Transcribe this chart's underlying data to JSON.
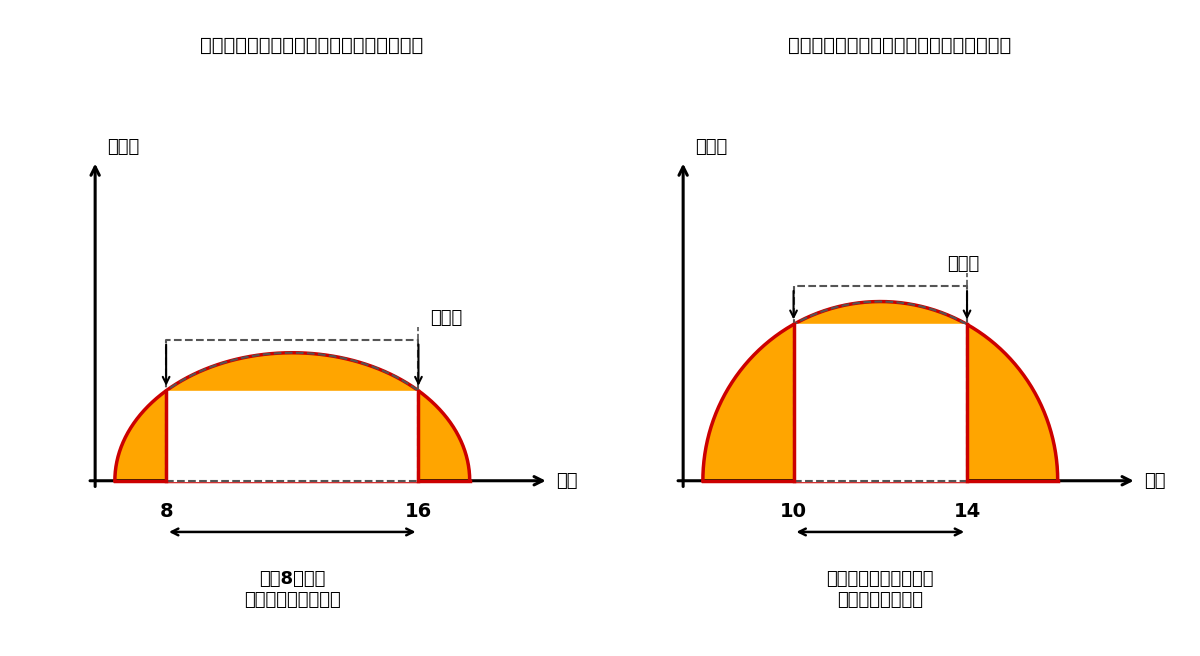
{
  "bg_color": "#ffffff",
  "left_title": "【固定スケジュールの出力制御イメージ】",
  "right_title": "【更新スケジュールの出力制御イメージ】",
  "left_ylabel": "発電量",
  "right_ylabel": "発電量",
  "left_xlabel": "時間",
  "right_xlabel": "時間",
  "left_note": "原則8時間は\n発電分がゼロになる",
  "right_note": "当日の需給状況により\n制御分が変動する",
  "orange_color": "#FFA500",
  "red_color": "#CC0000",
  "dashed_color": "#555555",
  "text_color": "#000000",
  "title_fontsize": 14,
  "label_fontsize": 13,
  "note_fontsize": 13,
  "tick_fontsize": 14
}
================
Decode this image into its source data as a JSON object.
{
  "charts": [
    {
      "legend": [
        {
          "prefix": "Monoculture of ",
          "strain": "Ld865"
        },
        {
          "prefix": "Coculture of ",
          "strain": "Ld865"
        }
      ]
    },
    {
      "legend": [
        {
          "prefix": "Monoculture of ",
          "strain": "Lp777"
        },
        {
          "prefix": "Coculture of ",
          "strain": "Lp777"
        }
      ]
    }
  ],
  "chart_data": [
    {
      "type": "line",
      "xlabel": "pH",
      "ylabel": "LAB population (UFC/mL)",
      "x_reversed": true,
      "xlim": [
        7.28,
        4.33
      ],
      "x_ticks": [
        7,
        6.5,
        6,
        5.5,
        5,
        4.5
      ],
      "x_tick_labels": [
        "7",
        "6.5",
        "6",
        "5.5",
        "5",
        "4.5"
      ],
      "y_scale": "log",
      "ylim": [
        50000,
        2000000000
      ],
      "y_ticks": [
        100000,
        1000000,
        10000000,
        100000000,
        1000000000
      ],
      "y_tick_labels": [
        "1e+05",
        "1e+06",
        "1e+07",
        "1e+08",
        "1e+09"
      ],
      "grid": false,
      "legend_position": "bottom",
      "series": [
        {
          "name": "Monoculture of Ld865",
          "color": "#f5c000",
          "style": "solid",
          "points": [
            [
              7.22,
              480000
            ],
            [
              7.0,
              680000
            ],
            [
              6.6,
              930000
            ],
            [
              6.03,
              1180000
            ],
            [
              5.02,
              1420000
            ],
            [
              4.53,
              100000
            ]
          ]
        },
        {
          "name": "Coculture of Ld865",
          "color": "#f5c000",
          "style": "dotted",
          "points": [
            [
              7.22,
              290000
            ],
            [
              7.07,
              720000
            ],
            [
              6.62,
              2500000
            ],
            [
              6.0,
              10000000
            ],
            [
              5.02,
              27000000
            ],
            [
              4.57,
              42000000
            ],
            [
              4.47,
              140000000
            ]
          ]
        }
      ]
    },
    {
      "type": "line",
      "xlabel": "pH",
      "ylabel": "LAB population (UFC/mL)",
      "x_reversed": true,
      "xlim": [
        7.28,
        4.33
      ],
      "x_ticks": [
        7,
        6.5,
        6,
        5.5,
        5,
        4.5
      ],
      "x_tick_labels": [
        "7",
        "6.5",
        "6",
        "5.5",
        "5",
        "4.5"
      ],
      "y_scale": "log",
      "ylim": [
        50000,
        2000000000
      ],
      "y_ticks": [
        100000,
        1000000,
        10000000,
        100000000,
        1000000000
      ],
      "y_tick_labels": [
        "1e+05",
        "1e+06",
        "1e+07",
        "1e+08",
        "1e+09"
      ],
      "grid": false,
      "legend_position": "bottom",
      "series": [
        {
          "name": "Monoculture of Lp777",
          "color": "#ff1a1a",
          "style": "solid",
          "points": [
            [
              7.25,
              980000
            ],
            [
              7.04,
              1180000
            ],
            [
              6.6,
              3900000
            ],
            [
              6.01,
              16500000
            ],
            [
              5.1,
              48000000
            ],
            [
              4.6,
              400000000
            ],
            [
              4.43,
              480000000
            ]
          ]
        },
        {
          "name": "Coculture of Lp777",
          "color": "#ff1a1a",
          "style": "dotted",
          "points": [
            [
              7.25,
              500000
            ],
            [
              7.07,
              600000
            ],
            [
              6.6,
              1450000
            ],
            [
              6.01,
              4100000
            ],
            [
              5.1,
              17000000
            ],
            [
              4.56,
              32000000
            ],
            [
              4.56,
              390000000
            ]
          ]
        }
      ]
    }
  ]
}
================
Required task: Which lines of the data include "Coculture"? Copy each of them.

Task solution:
          "prefix": "Coculture of ",
          "prefix": "Coculture of ",
          "name": "Coculture of Ld865",
          "name": "Coculture of Lp777",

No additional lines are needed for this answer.